→ **Task**
Below are records; work out how many of their lines contain "definition" and give only that number.

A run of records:

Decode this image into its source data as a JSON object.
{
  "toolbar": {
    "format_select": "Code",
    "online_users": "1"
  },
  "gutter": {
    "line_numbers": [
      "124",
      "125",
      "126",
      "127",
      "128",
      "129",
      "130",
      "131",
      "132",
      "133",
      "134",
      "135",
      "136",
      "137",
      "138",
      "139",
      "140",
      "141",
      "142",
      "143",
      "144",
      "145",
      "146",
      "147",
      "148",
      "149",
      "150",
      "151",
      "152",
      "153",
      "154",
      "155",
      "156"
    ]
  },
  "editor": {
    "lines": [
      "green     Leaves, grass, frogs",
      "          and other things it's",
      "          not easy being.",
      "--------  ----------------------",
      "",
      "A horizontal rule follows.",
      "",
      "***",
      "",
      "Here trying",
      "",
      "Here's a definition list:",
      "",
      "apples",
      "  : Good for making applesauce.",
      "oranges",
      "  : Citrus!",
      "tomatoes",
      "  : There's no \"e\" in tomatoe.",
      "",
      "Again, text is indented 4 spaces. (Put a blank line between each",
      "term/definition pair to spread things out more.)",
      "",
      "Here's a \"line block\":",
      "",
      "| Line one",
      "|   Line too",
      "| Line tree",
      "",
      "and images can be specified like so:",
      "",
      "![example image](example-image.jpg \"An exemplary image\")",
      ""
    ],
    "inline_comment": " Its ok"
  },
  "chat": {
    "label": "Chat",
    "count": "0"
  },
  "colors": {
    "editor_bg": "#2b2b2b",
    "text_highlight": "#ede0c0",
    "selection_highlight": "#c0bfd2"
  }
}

→ **Worked answer**
2